* START *
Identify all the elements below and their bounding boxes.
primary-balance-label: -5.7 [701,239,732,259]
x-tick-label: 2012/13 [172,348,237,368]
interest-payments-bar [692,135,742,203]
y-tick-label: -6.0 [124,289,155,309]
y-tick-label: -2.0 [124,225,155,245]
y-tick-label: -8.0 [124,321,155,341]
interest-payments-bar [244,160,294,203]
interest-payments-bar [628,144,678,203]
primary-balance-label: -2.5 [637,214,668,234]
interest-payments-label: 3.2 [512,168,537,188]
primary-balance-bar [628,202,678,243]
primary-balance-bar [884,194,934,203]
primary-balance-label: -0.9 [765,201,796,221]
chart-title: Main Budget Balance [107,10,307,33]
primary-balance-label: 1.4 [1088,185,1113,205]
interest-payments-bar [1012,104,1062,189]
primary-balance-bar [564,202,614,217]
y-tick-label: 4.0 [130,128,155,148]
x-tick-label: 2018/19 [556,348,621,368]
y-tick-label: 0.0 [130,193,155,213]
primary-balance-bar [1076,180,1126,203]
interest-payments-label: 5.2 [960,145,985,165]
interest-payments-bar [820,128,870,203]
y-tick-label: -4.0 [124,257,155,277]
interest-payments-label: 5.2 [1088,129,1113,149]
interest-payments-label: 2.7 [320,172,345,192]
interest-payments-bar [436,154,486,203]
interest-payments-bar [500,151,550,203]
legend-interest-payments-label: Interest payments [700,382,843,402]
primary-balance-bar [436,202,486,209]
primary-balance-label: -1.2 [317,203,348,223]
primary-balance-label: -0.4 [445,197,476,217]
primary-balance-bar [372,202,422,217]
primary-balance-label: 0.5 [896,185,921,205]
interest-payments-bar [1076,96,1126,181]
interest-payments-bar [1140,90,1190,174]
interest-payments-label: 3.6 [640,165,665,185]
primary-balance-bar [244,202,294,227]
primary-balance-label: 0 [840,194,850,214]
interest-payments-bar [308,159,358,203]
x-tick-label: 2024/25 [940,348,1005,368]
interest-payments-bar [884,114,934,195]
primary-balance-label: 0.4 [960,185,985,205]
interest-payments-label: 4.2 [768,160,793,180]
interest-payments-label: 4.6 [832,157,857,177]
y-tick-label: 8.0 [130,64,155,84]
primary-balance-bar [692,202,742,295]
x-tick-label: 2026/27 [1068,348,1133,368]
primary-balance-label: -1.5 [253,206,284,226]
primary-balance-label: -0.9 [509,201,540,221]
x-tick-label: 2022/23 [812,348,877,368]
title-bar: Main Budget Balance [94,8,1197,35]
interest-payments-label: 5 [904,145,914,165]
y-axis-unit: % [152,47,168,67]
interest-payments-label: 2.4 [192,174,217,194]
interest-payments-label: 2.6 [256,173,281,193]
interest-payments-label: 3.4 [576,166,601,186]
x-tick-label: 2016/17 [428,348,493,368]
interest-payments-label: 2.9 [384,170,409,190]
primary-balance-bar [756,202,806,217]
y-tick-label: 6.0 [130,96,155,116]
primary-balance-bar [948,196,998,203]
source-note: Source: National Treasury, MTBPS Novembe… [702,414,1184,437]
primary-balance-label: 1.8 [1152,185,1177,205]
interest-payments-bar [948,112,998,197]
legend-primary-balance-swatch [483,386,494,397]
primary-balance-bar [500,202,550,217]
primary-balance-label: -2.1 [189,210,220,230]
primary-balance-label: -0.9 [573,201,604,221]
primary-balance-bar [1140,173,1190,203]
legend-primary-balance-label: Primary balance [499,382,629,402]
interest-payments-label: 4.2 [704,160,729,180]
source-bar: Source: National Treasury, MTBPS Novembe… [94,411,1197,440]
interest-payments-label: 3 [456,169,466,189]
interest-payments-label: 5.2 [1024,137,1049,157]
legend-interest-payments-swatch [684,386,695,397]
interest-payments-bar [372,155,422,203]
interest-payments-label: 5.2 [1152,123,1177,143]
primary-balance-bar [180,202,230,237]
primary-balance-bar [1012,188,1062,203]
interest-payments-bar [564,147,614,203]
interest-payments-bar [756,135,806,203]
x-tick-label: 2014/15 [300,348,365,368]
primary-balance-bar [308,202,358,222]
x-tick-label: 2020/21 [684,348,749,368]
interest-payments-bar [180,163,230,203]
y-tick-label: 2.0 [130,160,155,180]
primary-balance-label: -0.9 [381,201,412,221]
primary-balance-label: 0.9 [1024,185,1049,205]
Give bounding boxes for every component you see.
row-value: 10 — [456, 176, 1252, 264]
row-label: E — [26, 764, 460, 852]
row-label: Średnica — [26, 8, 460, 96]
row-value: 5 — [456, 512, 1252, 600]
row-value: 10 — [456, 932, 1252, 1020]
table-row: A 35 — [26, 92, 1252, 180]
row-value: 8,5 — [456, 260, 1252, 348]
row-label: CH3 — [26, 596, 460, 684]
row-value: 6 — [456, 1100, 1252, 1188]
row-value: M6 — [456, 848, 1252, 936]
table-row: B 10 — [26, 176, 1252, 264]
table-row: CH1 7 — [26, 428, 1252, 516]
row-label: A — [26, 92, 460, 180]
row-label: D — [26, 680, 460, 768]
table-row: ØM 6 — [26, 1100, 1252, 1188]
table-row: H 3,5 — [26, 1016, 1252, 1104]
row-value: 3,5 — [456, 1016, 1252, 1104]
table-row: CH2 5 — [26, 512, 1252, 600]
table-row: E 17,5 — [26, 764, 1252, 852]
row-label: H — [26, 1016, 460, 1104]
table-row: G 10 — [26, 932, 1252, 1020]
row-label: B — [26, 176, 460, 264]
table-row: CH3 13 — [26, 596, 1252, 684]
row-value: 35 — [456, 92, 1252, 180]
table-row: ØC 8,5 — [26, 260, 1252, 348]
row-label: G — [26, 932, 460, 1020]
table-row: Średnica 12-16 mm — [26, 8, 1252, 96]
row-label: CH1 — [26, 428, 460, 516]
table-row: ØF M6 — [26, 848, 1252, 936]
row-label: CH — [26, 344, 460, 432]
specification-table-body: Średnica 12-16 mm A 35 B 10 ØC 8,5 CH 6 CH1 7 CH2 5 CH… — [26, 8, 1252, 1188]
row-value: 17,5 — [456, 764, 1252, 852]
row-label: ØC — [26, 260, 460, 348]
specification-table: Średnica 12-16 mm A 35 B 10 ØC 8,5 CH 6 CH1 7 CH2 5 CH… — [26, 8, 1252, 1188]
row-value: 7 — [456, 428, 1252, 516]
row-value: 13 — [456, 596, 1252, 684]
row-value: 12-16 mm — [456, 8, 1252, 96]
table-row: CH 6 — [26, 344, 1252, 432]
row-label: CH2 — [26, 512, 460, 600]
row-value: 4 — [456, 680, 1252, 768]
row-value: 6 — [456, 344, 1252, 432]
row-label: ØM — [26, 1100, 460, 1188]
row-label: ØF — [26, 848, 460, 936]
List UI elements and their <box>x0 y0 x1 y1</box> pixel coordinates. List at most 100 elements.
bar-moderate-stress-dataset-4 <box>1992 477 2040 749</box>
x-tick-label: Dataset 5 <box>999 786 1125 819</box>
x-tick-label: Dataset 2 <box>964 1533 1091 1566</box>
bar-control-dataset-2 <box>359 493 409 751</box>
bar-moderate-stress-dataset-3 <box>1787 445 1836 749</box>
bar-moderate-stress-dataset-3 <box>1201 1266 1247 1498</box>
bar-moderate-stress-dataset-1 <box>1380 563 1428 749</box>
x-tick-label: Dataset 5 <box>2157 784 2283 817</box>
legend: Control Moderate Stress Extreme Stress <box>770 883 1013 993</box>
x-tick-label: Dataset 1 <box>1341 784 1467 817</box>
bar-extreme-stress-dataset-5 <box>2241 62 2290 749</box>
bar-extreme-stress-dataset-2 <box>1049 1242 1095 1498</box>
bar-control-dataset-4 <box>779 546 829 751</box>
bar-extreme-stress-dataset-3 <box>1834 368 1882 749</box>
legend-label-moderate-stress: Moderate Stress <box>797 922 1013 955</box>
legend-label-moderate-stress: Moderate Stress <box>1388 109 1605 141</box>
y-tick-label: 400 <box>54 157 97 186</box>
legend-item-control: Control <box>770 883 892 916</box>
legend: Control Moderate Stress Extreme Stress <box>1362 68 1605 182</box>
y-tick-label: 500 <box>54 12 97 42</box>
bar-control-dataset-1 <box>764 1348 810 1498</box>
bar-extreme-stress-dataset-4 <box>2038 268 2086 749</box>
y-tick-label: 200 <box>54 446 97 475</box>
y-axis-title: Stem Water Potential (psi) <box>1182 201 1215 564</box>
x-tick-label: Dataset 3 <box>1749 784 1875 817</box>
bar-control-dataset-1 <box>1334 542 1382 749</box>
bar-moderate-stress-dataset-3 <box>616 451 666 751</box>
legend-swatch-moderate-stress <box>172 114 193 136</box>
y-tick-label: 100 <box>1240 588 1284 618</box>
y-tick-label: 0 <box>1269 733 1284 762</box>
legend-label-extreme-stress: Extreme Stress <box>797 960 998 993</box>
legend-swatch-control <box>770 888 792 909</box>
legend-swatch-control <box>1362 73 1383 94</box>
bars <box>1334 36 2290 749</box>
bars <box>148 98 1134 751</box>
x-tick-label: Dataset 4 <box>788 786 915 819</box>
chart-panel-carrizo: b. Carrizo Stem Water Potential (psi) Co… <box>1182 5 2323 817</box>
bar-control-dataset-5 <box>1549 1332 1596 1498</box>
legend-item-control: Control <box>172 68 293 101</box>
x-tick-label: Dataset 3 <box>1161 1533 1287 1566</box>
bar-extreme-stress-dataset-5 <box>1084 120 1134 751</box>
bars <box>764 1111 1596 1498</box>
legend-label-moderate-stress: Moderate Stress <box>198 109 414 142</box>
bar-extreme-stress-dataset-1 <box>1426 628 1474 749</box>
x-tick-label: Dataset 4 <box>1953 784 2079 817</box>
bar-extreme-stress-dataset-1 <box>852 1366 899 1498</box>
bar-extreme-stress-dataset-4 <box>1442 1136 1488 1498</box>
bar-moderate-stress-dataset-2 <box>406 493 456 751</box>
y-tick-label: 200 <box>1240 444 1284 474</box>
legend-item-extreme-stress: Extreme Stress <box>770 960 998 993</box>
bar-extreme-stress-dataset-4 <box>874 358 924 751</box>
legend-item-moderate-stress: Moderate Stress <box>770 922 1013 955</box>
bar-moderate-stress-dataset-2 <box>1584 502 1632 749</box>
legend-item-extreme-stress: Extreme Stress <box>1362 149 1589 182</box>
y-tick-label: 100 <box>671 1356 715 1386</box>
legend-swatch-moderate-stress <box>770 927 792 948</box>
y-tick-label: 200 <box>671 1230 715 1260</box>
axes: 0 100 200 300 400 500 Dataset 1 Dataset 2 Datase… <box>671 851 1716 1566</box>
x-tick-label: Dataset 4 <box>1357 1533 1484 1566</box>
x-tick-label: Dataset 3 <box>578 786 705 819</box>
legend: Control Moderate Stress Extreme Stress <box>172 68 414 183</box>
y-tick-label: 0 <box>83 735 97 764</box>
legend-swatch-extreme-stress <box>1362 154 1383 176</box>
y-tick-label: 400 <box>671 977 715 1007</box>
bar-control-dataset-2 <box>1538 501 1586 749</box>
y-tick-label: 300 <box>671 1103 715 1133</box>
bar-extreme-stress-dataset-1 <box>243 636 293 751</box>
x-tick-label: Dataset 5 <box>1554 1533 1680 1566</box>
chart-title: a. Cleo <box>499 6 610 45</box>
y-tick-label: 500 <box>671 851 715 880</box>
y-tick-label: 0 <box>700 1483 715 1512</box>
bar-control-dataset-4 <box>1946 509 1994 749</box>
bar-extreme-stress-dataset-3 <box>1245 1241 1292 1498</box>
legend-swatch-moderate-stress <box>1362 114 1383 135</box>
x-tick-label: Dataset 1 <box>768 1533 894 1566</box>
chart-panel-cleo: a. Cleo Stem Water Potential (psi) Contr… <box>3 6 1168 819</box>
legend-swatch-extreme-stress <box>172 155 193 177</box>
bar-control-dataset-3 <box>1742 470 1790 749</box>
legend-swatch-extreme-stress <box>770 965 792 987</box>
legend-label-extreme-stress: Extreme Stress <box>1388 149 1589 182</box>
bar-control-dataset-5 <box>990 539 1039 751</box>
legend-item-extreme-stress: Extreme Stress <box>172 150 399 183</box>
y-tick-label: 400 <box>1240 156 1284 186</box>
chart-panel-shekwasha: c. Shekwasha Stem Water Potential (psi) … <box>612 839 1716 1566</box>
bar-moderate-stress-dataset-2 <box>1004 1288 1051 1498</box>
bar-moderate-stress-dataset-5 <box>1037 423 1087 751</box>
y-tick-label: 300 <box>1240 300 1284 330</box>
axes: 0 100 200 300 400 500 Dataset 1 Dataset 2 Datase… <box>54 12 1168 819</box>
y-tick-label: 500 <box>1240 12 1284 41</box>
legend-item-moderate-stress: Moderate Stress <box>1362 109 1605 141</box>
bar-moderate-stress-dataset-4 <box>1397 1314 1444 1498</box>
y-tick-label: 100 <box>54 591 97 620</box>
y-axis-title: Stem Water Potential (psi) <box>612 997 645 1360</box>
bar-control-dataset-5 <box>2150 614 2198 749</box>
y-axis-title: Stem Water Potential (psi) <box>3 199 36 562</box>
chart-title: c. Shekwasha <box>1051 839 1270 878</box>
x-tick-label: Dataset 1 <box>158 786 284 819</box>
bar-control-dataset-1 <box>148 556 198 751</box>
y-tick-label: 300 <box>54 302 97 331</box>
* END *
* Given instruction *
Pull out every line from the items above that contains the string "Shekwasha". The match is case-sensitive.

* The reply *
chart-panel-shekwasha: c. Shekwasha Stem Water Potential (psi) … <box>612 839 1716 1566</box>
chart-title: c. Shekwasha <box>1051 839 1270 878</box>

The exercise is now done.